Work to be completed. Send back all the data below, exactly as given.

Records for the exercise.
◆ ◆ ◆ ◆

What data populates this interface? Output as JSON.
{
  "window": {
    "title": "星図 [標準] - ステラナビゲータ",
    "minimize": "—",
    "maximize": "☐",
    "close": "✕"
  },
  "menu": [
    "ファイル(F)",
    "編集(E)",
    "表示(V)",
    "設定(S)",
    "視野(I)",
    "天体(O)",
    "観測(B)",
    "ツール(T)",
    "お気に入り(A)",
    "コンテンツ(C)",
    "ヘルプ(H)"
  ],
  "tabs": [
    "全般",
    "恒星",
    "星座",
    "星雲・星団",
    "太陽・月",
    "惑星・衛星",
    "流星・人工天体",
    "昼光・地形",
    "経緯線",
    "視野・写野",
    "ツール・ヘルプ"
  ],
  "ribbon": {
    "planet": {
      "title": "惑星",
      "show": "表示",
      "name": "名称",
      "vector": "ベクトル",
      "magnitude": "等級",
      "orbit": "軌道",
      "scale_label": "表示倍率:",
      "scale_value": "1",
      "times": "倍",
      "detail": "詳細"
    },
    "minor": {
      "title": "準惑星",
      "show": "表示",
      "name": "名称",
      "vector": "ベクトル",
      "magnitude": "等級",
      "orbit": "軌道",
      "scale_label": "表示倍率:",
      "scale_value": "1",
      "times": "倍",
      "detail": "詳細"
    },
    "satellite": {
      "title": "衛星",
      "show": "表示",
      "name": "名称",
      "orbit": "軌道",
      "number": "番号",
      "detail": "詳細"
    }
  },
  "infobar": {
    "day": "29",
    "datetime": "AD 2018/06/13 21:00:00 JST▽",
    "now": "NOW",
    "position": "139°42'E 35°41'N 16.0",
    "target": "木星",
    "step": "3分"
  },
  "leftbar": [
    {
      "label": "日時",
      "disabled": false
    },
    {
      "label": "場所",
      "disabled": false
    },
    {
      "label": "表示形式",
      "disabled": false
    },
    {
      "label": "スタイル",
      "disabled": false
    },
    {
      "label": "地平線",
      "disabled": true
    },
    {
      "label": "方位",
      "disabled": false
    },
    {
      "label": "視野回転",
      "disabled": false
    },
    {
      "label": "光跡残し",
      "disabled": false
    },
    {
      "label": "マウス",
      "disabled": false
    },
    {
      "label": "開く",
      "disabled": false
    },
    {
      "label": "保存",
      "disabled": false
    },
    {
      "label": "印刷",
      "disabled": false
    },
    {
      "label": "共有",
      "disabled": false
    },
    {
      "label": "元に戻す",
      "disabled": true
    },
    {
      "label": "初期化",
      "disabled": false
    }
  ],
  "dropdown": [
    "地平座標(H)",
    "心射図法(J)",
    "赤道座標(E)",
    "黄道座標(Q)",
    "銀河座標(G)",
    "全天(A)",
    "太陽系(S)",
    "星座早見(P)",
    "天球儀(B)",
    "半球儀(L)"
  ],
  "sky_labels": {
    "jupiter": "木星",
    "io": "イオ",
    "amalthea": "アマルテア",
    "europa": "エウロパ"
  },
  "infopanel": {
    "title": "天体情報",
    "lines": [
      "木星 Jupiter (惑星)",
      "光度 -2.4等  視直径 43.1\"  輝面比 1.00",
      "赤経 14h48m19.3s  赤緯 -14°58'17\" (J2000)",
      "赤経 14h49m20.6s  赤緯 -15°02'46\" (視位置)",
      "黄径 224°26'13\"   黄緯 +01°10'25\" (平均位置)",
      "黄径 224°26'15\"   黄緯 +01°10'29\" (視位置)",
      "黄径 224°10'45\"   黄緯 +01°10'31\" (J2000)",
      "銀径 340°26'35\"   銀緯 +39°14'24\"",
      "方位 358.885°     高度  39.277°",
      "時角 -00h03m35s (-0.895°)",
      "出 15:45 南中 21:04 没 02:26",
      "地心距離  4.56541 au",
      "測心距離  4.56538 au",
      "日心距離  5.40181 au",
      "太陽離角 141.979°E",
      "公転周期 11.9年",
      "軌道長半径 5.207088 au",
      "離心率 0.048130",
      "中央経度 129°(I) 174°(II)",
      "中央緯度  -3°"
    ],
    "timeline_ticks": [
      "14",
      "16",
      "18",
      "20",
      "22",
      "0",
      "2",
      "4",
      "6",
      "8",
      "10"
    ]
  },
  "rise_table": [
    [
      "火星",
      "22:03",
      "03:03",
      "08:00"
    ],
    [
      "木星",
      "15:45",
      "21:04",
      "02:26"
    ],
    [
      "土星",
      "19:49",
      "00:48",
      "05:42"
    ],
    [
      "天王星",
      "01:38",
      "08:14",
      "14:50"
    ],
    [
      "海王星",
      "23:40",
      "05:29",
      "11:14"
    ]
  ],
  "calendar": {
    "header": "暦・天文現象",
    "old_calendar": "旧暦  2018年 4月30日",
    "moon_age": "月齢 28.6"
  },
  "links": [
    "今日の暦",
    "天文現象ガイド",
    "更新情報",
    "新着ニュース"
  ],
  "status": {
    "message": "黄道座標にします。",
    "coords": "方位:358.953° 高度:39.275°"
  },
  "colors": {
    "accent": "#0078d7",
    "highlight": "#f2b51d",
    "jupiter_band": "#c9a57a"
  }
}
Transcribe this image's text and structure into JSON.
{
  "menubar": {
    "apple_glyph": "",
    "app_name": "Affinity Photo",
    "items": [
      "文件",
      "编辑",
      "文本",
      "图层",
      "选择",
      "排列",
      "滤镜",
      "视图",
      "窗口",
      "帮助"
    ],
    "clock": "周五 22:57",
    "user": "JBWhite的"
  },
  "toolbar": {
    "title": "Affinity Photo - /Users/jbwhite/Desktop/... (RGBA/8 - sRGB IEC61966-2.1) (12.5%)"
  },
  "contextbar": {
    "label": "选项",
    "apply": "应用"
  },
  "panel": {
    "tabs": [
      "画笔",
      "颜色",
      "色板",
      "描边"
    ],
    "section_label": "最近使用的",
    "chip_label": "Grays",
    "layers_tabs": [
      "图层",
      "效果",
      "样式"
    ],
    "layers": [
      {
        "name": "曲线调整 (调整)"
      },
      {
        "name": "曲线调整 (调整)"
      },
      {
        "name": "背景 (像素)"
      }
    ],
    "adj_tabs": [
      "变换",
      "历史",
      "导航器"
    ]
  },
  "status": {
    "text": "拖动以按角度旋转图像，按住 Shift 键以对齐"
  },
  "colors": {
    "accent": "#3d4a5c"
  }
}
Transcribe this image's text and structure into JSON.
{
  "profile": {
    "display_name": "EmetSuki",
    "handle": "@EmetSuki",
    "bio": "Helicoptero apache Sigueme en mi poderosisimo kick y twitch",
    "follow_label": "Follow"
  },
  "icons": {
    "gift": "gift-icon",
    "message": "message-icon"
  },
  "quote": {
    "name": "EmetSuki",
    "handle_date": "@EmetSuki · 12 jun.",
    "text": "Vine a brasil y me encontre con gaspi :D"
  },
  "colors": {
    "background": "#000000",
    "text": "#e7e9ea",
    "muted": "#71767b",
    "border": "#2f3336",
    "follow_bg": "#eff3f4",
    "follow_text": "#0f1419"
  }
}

◆ ◆ ◆ ◆

Output for this exercise.
What data populates this interface? Output as JSON.
{
  "window": {
    "title": "星図 [標準] - ステラナビゲータ",
    "minimize": "—",
    "maximize": "☐",
    "close": "✕"
  },
  "menu": [
    "ファイル(F)",
    "編集(E)",
    "表示(V)",
    "設定(S)",
    "視野(I)",
    "天体(O)",
    "観測(B)",
    "ツール(T)",
    "お気に入り(A)",
    "コンテンツ(C)",
    "ヘルプ(H)"
  ],
  "tabs": [
    "全般",
    "恒星",
    "星座",
    "星雲・星団",
    "太陽・月",
    "惑星・衛星",
    "流星・人工天体",
    "昼光・地形",
    "経緯線",
    "視野・写野",
    "ツール・ヘルプ"
  ],
  "ribbon": {
    "planet": {
      "title": "惑星",
      "show": "表示",
      "name": "名称",
      "vector": "ベクトル",
      "magnitude": "等級",
      "orbit": "軌道",
      "scale_label": "表示倍率:",
      "scale_value": "1",
      "times": "倍",
      "detail": "詳細"
    },
    "minor": {
      "title": "準惑星",
      "show": "表示",
      "name": "名称",
      "vector": "ベクトル",
      "magnitude": "等級",
      "orbit": "軌道",
      "scale_label": "表示倍率:",
      "scale_value": "1",
      "times": "倍",
      "detail": "詳細"
    },
    "satellite": {
      "title": "衛星",
      "show": "表示",
      "name": "名称",
      "orbit": "軌道",
      "number": "番号",
      "detail": "詳細"
    }
  },
  "infobar": {
    "day": "29",
    "datetime": "AD 2018/06/13 21:00:00 JST▽",
    "now": "NOW",
    "position": "139°42'E 35°41'N 16.0",
    "target": "木星",
    "step": "3分"
  },
  "leftbar": [
    {
      "label": "日時",
      "disabled": false
    },
    {
      "label": "場所",
      "disabled": false
    },
    {
      "label": "表示形式",
      "disabled": false
    },
    {
      "label": "スタイル",
      "disabled": false
    },
    {
      "label": "地平線",
      "disabled": true
    },
    {
      "label": "方位",
      "disabled": false
    },
    {
      "label": "視野回転",
      "disabled": false
    },
    {
      "label": "光跡残し",
      "disabled": false
    },
    {
      "label": "マウス",
      "disabled": false
    },
    {
      "label": "開く",
      "disabled": false
    },
    {
      "label": "保存",
      "disabled": false
    },
    {
      "label": "印刷",
      "disabled": false
    },
    {
      "label": "共有",
      "disabled": false
    },
    {
      "label": "元に戻す",
      "disabled": true
    },
    {
      "label": "初期化",
      "disabled": false
    }
  ],
  "dropdown": [
    "地平座標(H)",
    "心射図法(J)",
    "赤道座標(E)",
    "黄道座標(Q)",
    "銀河座標(G)",
    "全天(A)",
    "太陽系(S)",
    "星座早見(P)",
    "天球儀(B)",
    "半球儀(L)"
  ],
  "sky_labels": {
    "jupiter": "木星",
    "io": "イオ",
    "amalthea": "アマルテア",
    "europa": "エウロパ"
  },
  "infopanel": {
    "title": "天体情報",
    "lines": [
      "木星 Jupiter (惑星)",
      "光度 -2.4等  視直径 43.1\"  輝面比 1.00",
      "赤経 14h48m19.3s  赤緯 -14°58'17\" (J2000)",
      "赤経 14h49m20.6s  赤緯 -15°02'46\" (視位置)",
      "黄径 224°26'13\"   黄緯 +01°10'25\" (平均位置)",
      "黄径 224°26'15\"   黄緯 +01°10'29\" (視位置)",
      "黄径 224°10'45\"   黄緯 +01°10'31\" (J2000)",
      "銀径 340°26'35\"   銀緯 +39°14'24\"",
      "方位 358.885°     高度  39.277°",
      "時角 -00h03m35s (-0.895°)",
      "出 15:45 南中 21:04 没 02:26",
      "地心距離  4.56541 au",
      "測心距離  4.56538 au",
      "日心距離  5.40181 au",
      "太陽離角 141.979°E",
      "公転周期 11.9年",
      "軌道長半径 5.207088 au",
      "離心率 0.048130",
      "中央経度 129°(I) 174°(II)",
      "中央緯度  -3°"
    ],
    "timeline_ticks": [
      "14",
      "16",
      "18",
      "20",
      "22",
      "0",
      "2",
      "4",
      "6",
      "8",
      "10"
    ]
  },
  "rise_table": [
    [
      "火星",
      "22:03",
      "03:03",
      "08:00"
    ],
    [
      "木星",
      "15:45",
      "21:04",
      "02:26"
    ],
    [
      "土星",
      "19:49",
      "00:48",
      "05:42"
    ],
    [
      "天王星",
      "01:38",
      "08:14",
      "14:50"
    ],
    [
      "海王星",
      "23:40",
      "05:29",
      "11:14"
    ]
  ],
  "calendar": {
    "header": "暦・天文現象",
    "old_calendar": "旧暦  2018年 4月30日",
    "moon_age": "月齢 28.6"
  },
  "links": [
    "今日の暦",
    "天文現象ガイド",
    "更新情報",
    "新着ニュース"
  ],
  "status": {
    "message": "黄道座標にします。",
    "coords": "方位:358.953° 高度:39.275°"
  },
  "colors": {
    "accent": "#0078d7",
    "highlight": "#f2b51d",
    "jupiter_band": "#c9a57a"
  }
}
Transcribe this image's text and structure into JSON.
{
  "menubar": {
    "apple_glyph": "",
    "app_name": "Affinity Photo",
    "items": [
      "文件",
      "编辑",
      "文本",
      "图层",
      "选择",
      "排列",
      "滤镜",
      "视图",
      "窗口",
      "帮助"
    ],
    "clock": "周五 22:57",
    "user": "JBWhite的"
  },
  "toolbar": {
    "title": "Affinity Photo - /Users/jbwhite/Desktop/... (RGBA/8 - sRGB IEC61966-2.1) (12.5%)"
  },
  "contextbar": {
    "label": "选项",
    "apply": "应用"
  },
  "panel": {
    "tabs": [
      "画笔",
      "颜色",
      "色板",
      "描边"
    ],
    "section_label": "最近使用的",
    "chip_label": "Grays",
    "layers_tabs": [
      "图层",
      "效果",
      "样式"
    ],
    "layers": [
      {
        "name": "曲线调整 (调整)"
      },
      {
        "name": "曲线调整 (调整)"
      },
      {
        "name": "背景 (像素)"
      }
    ],
    "adj_tabs": [
      "变换",
      "历史",
      "导航器"
    ]
  },
  "status": {
    "text": "拖动以按角度旋转图像，按住 Shift 键以对齐"
  },
  "colors": {
    "accent": "#3d4a5c"
  }
}
Transcribe this image's text and structure into JSON.
{
  "profile": {
    "display_name": "EmetSuki",
    "handle": "@EmetSuki",
    "bio": "Helicoptero apache Sigueme en mi poderosisimo kick y twitch",
    "follow_label": "Follow"
  },
  "icons": {
    "gift": "gift-icon",
    "message": "message-icon"
  },
  "quote": {
    "name": "EmetSuki",
    "handle_date": "@EmetSuki · 12 jun.",
    "text": "Vine a brasil y me encontre con gaspi :D"
  },
  "colors": {
    "background": "#000000",
    "text": "#e7e9ea",
    "muted": "#71767b",
    "border": "#2f3336",
    "follow_bg": "#eff3f4",
    "follow_text": "#0f1419"
  }
}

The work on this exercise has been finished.